Copy every line of the data that includes the string "base".
Start Source material
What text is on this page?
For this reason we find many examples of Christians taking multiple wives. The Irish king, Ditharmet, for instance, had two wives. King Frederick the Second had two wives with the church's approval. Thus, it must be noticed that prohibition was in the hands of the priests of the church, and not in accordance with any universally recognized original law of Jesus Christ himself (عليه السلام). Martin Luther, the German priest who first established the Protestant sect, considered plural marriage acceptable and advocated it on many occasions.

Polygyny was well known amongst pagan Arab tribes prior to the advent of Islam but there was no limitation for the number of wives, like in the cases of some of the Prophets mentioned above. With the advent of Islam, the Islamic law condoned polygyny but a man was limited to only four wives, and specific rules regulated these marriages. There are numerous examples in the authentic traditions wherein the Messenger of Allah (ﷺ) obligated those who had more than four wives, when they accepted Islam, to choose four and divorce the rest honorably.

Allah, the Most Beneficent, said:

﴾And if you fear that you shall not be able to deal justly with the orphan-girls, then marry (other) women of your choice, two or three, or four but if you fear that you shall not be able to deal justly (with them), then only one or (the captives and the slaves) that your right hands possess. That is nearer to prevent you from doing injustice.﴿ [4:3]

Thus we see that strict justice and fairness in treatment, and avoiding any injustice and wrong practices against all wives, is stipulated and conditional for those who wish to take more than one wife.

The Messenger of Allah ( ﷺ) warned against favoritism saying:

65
End Source material
Start Source material
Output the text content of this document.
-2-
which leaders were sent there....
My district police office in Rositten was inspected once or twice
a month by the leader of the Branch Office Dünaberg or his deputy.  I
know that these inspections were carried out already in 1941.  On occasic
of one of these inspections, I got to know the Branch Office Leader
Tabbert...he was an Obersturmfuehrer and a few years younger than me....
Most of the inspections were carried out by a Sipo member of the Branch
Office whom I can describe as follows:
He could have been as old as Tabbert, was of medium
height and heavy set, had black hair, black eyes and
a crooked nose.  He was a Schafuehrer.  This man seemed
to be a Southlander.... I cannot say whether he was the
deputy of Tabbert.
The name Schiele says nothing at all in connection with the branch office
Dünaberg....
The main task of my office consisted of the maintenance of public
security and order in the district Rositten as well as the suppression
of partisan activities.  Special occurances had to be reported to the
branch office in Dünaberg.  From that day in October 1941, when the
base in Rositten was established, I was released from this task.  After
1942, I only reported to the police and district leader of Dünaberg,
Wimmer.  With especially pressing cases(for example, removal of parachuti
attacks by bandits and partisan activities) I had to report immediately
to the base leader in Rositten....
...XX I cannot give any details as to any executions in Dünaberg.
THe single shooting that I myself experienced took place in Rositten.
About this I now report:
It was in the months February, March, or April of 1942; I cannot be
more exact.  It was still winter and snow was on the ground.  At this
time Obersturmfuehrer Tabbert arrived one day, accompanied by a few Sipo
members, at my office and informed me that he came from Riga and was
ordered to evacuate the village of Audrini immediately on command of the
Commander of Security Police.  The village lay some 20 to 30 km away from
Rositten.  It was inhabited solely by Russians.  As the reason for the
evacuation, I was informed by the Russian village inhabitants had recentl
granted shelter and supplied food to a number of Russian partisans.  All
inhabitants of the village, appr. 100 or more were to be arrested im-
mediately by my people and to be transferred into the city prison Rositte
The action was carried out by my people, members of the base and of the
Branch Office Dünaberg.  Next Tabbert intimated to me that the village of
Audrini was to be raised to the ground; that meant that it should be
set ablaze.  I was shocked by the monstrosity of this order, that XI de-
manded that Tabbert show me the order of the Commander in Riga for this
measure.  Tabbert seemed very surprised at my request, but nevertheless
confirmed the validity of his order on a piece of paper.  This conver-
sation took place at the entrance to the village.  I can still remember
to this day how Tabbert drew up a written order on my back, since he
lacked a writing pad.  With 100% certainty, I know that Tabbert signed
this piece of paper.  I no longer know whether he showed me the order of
End Source material
Answer to this exercise »
base in Rositten was established, I was released from this task.  After
to the base leader in Rositten....
The action was carried out by my people, members of the base and of the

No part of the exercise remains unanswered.